» **What the exercise asks**
From the listing below, extract each entry exactly as written, minus the images.

» **Material for the task**
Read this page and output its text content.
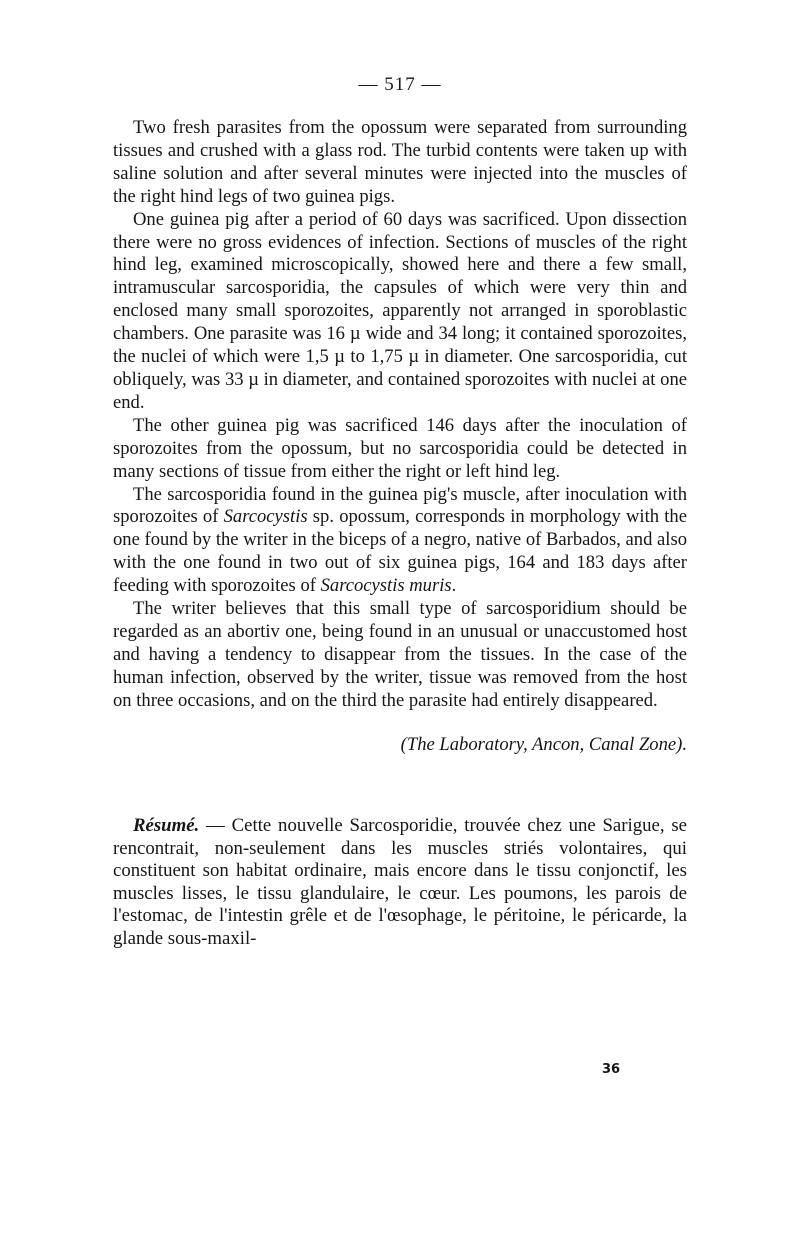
— 517 —

Two fresh parasites from the opossum were separated from surrounding tissues and crushed with a glass rod. The turbid contents were taken up with saline solution and after several minutes were injected into the muscles of the right hind legs of two guinea pigs.

One guinea pig after a period of 60 days was sacrificed. Upon dissection there were no gross evidences of infection. Sections of muscles of the right hind leg, examined microscopically, showed here and there a few small, intramuscular sarcosporidia, the capsules of which were very thin and enclosed many small sporozoites, apparently not arranged in sporoblastic chambers. One parasite was 16 µ wide and 34 long; it contained sporozoites, the nuclei of which were 1,5 µ to 1,75 µ in diameter. One sarcosporidia, cut obliquely, was 33 µ in diameter, and contained sporozoites with nuclei at one end.

The other guinea pig was sacrificed 146 days after the inoculation of sporozoites from the opossum, but no sarcosporidia could be detected in many sections of tissue from either the right or left hind leg.

The sarcosporidia found in the guinea pig's muscle, after inoculation with sporozoites of Sarcocystis sp. opossum, corresponds in morphology with the one found by the writer in the biceps of a negro, native of Barbados, and also with the one found in two out of six guinea pigs, 164 and 183 days after feeding with sporozoites of Sarcocystis muris.

The writer believes that this small type of sarcosporidium should be regarded as an abortiv one, being found in an unusual or unaccustomed host and having a tendency to disappear from the tissues. In the case of the human infection, observed by the writer, tissue was removed from the host on three occasions, and on the third the parasite had entirely disappeared.

(The Laboratory, Ancon, Canal Zone).

Résumé. — Cette nouvelle Sarcosporidie, trouvée chez une Sarigue, se rencontrait, non-seulement dans les muscles striés volontaires, qui constituent son habitat ordinaire, mais encore dans le tissu conjonctif, les muscles lisses, le tissu glandulaire, le cœur. Les poumons, les parois de l'estomac, de l'intestin grêle et de l'œsophage, le péritoine, le péricarde, la glande sous-maxil-

36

» **Answer to the exercise**
Read this page and output its text content.
— 517 —

Two fresh parasites from the opossum were separated from surrounding tissues and crushed with a glass rod. The turbid contents were taken up with saline solution and after several minutes were injected into the muscles of the right hind legs of two guinea pigs.

One guinea pig after a period of 60 days was sacrificed. Upon dissection there were no gross evidences of infection. Sections of muscles of the right hind leg, examined microscopically, showed here and there a few small, intramuscular sarcosporidia, the capsules of which were very thin and enclosed many small sporozoites, apparently not arranged in sporoblastic chambers. One parasite was 16 µ wide and 34 long; it contained sporozoites, the nuclei of which were 1,5 µ to 1,75 µ in diameter. One sarcosporidia, cut obliquely, was 33 µ in diameter, and contained sporozoites with nuclei at one end.

The other guinea pig was sacrificed 146 days after the inoculation of sporozoites from the opossum, but no sarcosporidia could be detected in many sections of tissue from either the right or left hind leg.

The sarcosporidia found in the guinea pig's muscle, after inoculation with sporozoites of Sarcocystis sp. opossum, corresponds in morphology with the one found by the writer in the biceps of a negro, native of Barbados, and also with the one found in two out of six guinea pigs, 164 and 183 days after feeding with sporozoites of Sarcocystis muris.

The writer believes that this small type of sarcosporidium should be regarded as an abortiv one, being found in an unusual or unaccustomed host and having a tendency to disappear from the tissues. In the case of the human infection, observed by the writer, tissue was removed from the host on three occasions, and on the third the parasite had entirely disappeared.

(The Laboratory, Ancon, Canal Zone).

Résumé. — Cette nouvelle Sarcosporidie, trouvée chez une Sarigue, se rencontrait, non-seulement dans les muscles striés volontaires, qui constituent son habitat ordinaire, mais encore dans le tissu conjonctif, les muscles lisses, le tissu glandulaire, le cœur. Les poumons, les parois de l'estomac, de l'intestin grêle et de l'œsophage, le péritoine, le péricarde, la glande sous-maxil-

36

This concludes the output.